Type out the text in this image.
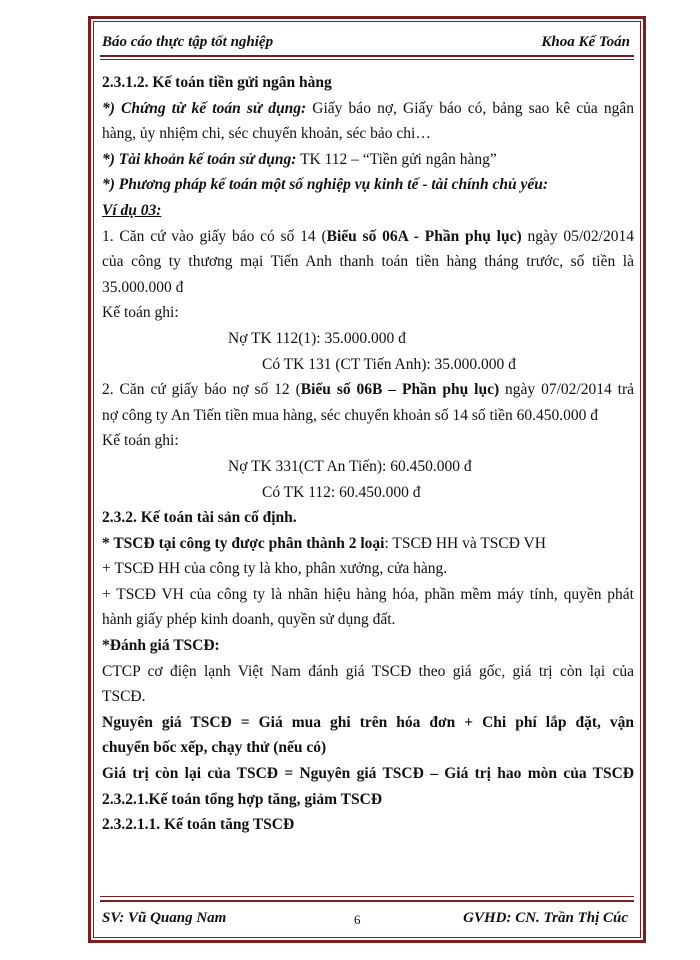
Báo cáo thực tập tốt nghiệp	Khoa Kế Toán
2.3.1.2. Kế toán tiền gửi ngân hàng
*) Chứng từ kế toán sử dụng: Giấy báo nợ, Giấy báo có, bảng sao kê của ngân
hàng, ủy nhiệm chi, séc chuyển khoản, séc bảo chi…
*) Tài khoản kế toán sử dụng: TK 112 – “Tiền gửi ngân hàng”
*) Phương pháp kế toán một số nghiệp vụ kinh tế - tài chính chủ yếu:
Ví dụ 03:
1. Căn cứ vào giấy báo có số 14 (Biểu số 06A - Phần phụ lục) ngày 05/02/2014
của công ty thương mại Tiến Anh thanh toán tiền hàng tháng trước, số tiền là
35.000.000 đ
Kế toán ghi:
Nợ TK 112(1): 35.000.000 đ
Có TK 131 (CT Tiến Anh): 35.000.000 đ
2. Căn cứ giấy báo nợ số 12 (Biểu số 06B – Phần phụ lục) ngày 07/02/2014 trả
nợ công ty An Tiến tiền mua hàng, séc chuyển khoản số 14 số tiền 60.450.000 đ
Kế toán ghi:
Nợ TK 331(CT An Tiến): 60.450.000 đ
Có TK 112: 60.450.000 đ
2.3.2. Kế toán tài sản cố định.
* TSCĐ tại công ty được phân thành 2 loại: TSCĐ HH và TSCĐ VH
+ TSCĐ HH của công ty là kho, phân xưởng, cửa hàng.
+ TSCĐ VH của công ty là nhãn hiệu hàng hóa, phần mềm máy tính, quyền phát
hành giấy phép kinh doanh, quyền sử dụng đất.
*Đánh giá TSCĐ:
CTCP cơ điện lạnh Việt Nam đánh giá TSCĐ theo giá gốc, giá trị còn lại của
TSCĐ.
Nguyên giá TSCĐ = Giá mua ghi trên hóa đơn + Chi phí lắp đặt, vận
chuyển bốc xếp, chạy thử (nếu có)
Giá trị còn lại của TSCĐ = Nguyên giá TSCĐ – Giá trị hao mòn của TSCĐ
2.3.2.1.Kế toán tổng hợp tăng, giảm TSCĐ
2.3.2.1.1. Kế toán tăng TSCĐ
SV: Vũ Quang Nam	6	GVHD: CN. Trần Thị Cúc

### GIVEN TASK
Every record gets retyped exactly; no picture goes into the copy.

### EXERCISE SOLUTION
Type out the text in this image.
Báo cáo thực tập tốt nghiệp	Khoa Kế Toán
2.3.1.2. Kế toán tiền gửi ngân hàng
*) Chứng từ kế toán sử dụng: Giấy báo nợ, Giấy báo có, bảng sao kê của ngân
hàng, ủy nhiệm chi, séc chuyển khoản, séc bảo chi…
*) Tài khoản kế toán sử dụng: TK 112 – “Tiền gửi ngân hàng”
*) Phương pháp kế toán một số nghiệp vụ kinh tế - tài chính chủ yếu:
Ví dụ 03:
1. Căn cứ vào giấy báo có số 14 (Biểu số 06A - Phần phụ lục) ngày 05/02/2014
của công ty thương mại Tiến Anh thanh toán tiền hàng tháng trước, số tiền là
35.000.000 đ
Kế toán ghi:
Nợ TK 112(1): 35.000.000 đ
Có TK 131 (CT Tiến Anh): 35.000.000 đ
2. Căn cứ giấy báo nợ số 12 (Biểu số 06B – Phần phụ lục) ngày 07/02/2014 trả
nợ công ty An Tiến tiền mua hàng, séc chuyển khoản số 14 số tiền 60.450.000 đ
Kế toán ghi:
Nợ TK 331(CT An Tiến): 60.450.000 đ
Có TK 112: 60.450.000 đ
2.3.2. Kế toán tài sản cố định.
* TSCĐ tại công ty được phân thành 2 loại: TSCĐ HH và TSCĐ VH
+ TSCĐ HH của công ty là kho, phân xưởng, cửa hàng.
+ TSCĐ VH của công ty là nhãn hiệu hàng hóa, phần mềm máy tính, quyền phát
hành giấy phép kinh doanh, quyền sử dụng đất.
*Đánh giá TSCĐ:
CTCP cơ điện lạnh Việt Nam đánh giá TSCĐ theo giá gốc, giá trị còn lại của
TSCĐ.
Nguyên giá TSCĐ = Giá mua ghi trên hóa đơn + Chi phí lắp đặt, vận
chuyển bốc xếp, chạy thử (nếu có)
Giá trị còn lại của TSCĐ = Nguyên giá TSCĐ – Giá trị hao mòn của TSCĐ
2.3.2.1.Kế toán tổng hợp tăng, giảm TSCĐ
2.3.2.1.1. Kế toán tăng TSCĐ
SV: Vũ Quang Nam	6	GVHD: CN. Trần Thị Cúc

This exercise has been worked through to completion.